Repeat the rows verbatim, from the line with "x-axis: Jan-19 Apr-19" to the line with "legend-item: MSC 11.3% [624, 151, 824, 170]", both included.

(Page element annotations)

--- Begin ---

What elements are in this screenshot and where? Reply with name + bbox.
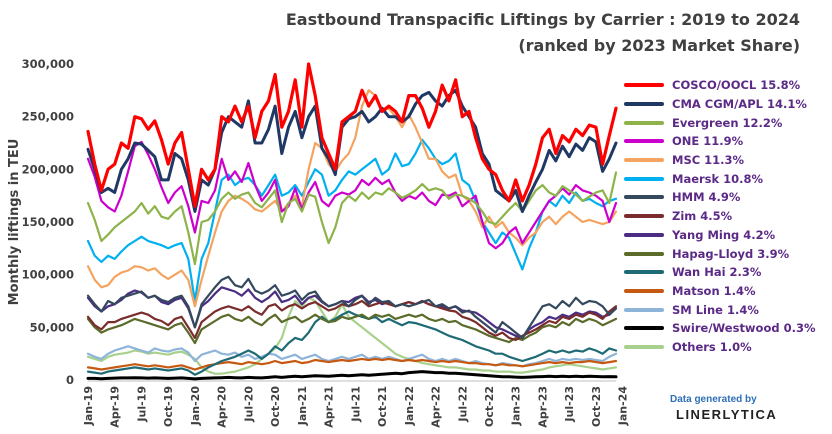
x-axis: Jan-19 Apr-19 Jul-19 Oct-19 Jan-20 Apr-20 Jul-… [82, 380, 630, 428]
x-tick-label: Jul-23 [563, 386, 576, 423]
y-axis-label: Monthly liftings in TEU [7, 139, 22, 306]
brand-logo-text: LINERLYTICA [676, 407, 778, 422]
legend-swatch [624, 139, 664, 144]
legend-label: SM Line 1.4% [672, 302, 759, 317]
x-tick-label: Apr-21 [323, 386, 336, 428]
legend-item: Matson 1.4% [624, 282, 824, 301]
legend-label: Others 1.0% [672, 339, 752, 354]
x-tick-label: Jul-19 [135, 386, 148, 423]
series-line-evergreen [86, 171, 618, 266]
legend-swatch [624, 83, 664, 88]
x-tick-label: Jul-20 [242, 386, 255, 423]
legend-swatch [624, 214, 664, 219]
x-tick-label: Oct-20 [269, 386, 282, 427]
series-lines [86, 62, 618, 381]
x-tick-label: Jan-24 [617, 386, 630, 427]
series-line-matson [86, 357, 618, 371]
legend-item: HMM 4.9% [624, 188, 824, 207]
legend-label: ONE 11.9% [672, 134, 744, 149]
legend-swatch [624, 102, 664, 107]
y-tick-label: 250,000 [22, 110, 74, 124]
legend-item: Maersk 10.8% [624, 169, 824, 188]
legend-label: Wan Hai 2.3% [672, 265, 762, 280]
x-tick-label: Oct-22 [483, 386, 496, 427]
x-tick-label: Apr-23 [536, 386, 549, 428]
y-tick-label: 0 [66, 373, 74, 387]
legend-item: Evergreen 12.2% [624, 113, 824, 132]
legend-label: HMM 4.9% [672, 190, 741, 205]
x-tick-label: Apr-19 [109, 386, 122, 428]
legend-label: Swire/Westwood 0.3% [672, 321, 816, 336]
legend-item: Zim 4.5% [624, 207, 824, 226]
legend-swatch [624, 195, 664, 200]
legend-item: Others 1.0% [624, 338, 824, 357]
series-line-wan [86, 310, 618, 376]
series-line-others [86, 296, 618, 375]
chart-subtitle: (ranked by 2023 Market Share) [518, 36, 800, 55]
series-line-maersk [86, 138, 618, 303]
legend-swatch [624, 232, 664, 237]
x-tick-label: Jul-22 [456, 386, 469, 423]
legend-label: Hapag-Lloyd 3.9% [672, 246, 790, 261]
series-line-cma [86, 88, 618, 213]
x-tick-label: Apr-22 [430, 386, 443, 428]
legend-item: ONE 11.9% [624, 132, 824, 151]
x-tick-label: Jul-21 [349, 386, 362, 423]
legend-item: MSC 11.3% [624, 151, 824, 170]
legend-swatch [624, 288, 664, 293]
legend-item: Swire/Westwood 0.3% [624, 319, 824, 338]
legend-label: Zim 4.5% [672, 209, 733, 224]
legend-item: Wan Hai 2.3% [624, 263, 824, 282]
series-line-one [86, 140, 618, 250]
y-tick-label: 300,000 [22, 57, 74, 71]
x-tick-label: Oct-23 [590, 386, 603, 427]
x-tick-label: Jan-20 [189, 386, 202, 427]
legend-item: Yang Ming 4.2% [624, 226, 824, 245]
legend-label: Evergreen 12.2% [672, 115, 783, 130]
legend-label: Yang Ming 4.2% [672, 227, 776, 242]
series-line-coscooocl [86, 62, 618, 208]
y-tick-label: 150,000 [22, 215, 74, 229]
legend-item: CMA CGM/APL 14.1% [624, 95, 824, 114]
y-axis: 0 50,000 100,000 150,000 200,000 250,000 300,0… [22, 57, 74, 387]
legend-swatch [624, 251, 664, 256]
series-line-swirewestwood [86, 370, 618, 381]
x-tick-label: Jan-22 [403, 386, 416, 426]
legend-label: CMA CGM/APL 14.1% [672, 97, 807, 112]
series-line-zim [86, 299, 618, 342]
x-tick-label: Jan-21 [296, 386, 309, 426]
series-line-hmm [86, 275, 618, 339]
chart-title: Eastbound Transpacific Liftings by Carri… [285, 10, 800, 29]
x-tick-label: Oct-19 [162, 386, 175, 427]
credit-text: Data generated by [670, 394, 757, 405]
y-tick-label: 100,000 [22, 268, 74, 282]
legend-item: COSCO/OOCL 15.8% [624, 76, 824, 95]
x-tick-label: Oct-21 [376, 386, 389, 427]
legend-swatch [624, 326, 664, 331]
legend-item: SM Line 1.4% [624, 300, 824, 319]
legend-swatch [624, 270, 664, 275]
y-tick-label: 200,000 [22, 162, 74, 176]
legend-swatch [624, 120, 664, 125]
legend-swatch [624, 307, 664, 312]
legend-label: Maersk 10.8% [672, 171, 764, 186]
legend-swatch [624, 344, 664, 349]
series-line-hapaglloyd [86, 313, 618, 345]
x-tick-label: Jan-23 [510, 386, 523, 426]
legend-swatch [624, 158, 664, 163]
series-line-msc [86, 89, 618, 308]
legend-swatch [624, 176, 664, 181]
x-tick-label: Apr-20 [216, 386, 229, 428]
x-tick-label: Jan-19 [82, 386, 95, 426]
legend: COSCO/OOCL 15.8% CMA CGM/APL 14.1% Evergre… [624, 76, 824, 356]
legend-label: MSC 11.3% [672, 153, 745, 168]
y-tick-label: 50,000 [30, 320, 74, 334]
legend-item: Hapag-Lloyd 3.9% [624, 244, 824, 263]
legend-label: Matson 1.4% [672, 283, 756, 298]
legend-label: COSCO/OOCL 15.8% [672, 78, 801, 93]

--- End ---

FULL SOLUTION
x-axis: Jan-19 Apr-19 Jul-19 Oct-19 Jan-20 Apr-20 Jul-… [82, 380, 630, 428]
x-tick-label: Jul-23 [563, 386, 576, 423]
y-axis-label: Monthly liftings in TEU [7, 139, 22, 306]
brand-logo-text: LINERLYTICA [676, 407, 778, 422]
legend-swatch [624, 139, 664, 144]
legend-label: SM Line 1.4% [672, 302, 759, 317]
x-tick-label: Apr-21 [323, 386, 336, 428]
legend-item: Matson 1.4% [624, 282, 824, 301]
legend-label: Others 1.0% [672, 339, 752, 354]
x-tick-label: Jul-19 [135, 386, 148, 423]
series-line-evergreen [86, 171, 618, 266]
legend-swatch [624, 83, 664, 88]
x-tick-label: Jul-20 [242, 386, 255, 423]
legend-swatch [624, 214, 664, 219]
x-tick-label: Oct-20 [269, 386, 282, 427]
series-lines [86, 62, 618, 381]
x-tick-label: Jan-24 [617, 386, 630, 427]
series-line-matson [86, 357, 618, 371]
legend-item: HMM 4.9% [624, 188, 824, 207]
legend-label: ONE 11.9% [672, 134, 744, 149]
legend-swatch [624, 102, 664, 107]
y-tick-label: 250,000 [22, 110, 74, 124]
legend-item: Maersk 10.8% [624, 169, 824, 188]
legend-label: Wan Hai 2.3% [672, 265, 762, 280]
x-tick-label: Oct-22 [483, 386, 496, 427]
x-tick-label: Apr-23 [536, 386, 549, 428]
y-tick-label: 0 [66, 373, 74, 387]
legend-item: Evergreen 12.2% [624, 113, 824, 132]
legend-label: HMM 4.9% [672, 190, 741, 205]
x-tick-label: Apr-19 [109, 386, 122, 428]
legend-label: Swire/Westwood 0.3% [672, 321, 816, 336]
legend-item: Zim 4.5% [624, 207, 824, 226]
legend-swatch [624, 195, 664, 200]
legend-item: Others 1.0% [624, 338, 824, 357]
series-line-wan [86, 310, 618, 376]
series-line-others [86, 296, 618, 375]
chart-subtitle: (ranked by 2023 Market Share) [518, 36, 800, 55]
series-line-maersk [86, 138, 618, 303]
legend-swatch [624, 232, 664, 237]
x-tick-label: Jul-22 [456, 386, 469, 423]
legend-label: Hapag-Lloyd 3.9% [672, 246, 790, 261]
series-line-cma [86, 88, 618, 213]
x-tick-label: Apr-22 [430, 386, 443, 428]
legend-item: ONE 11.9% [624, 132, 824, 151]
x-tick-label: Jul-21 [349, 386, 362, 423]
legend-item: MSC 11.3% [624, 151, 824, 170]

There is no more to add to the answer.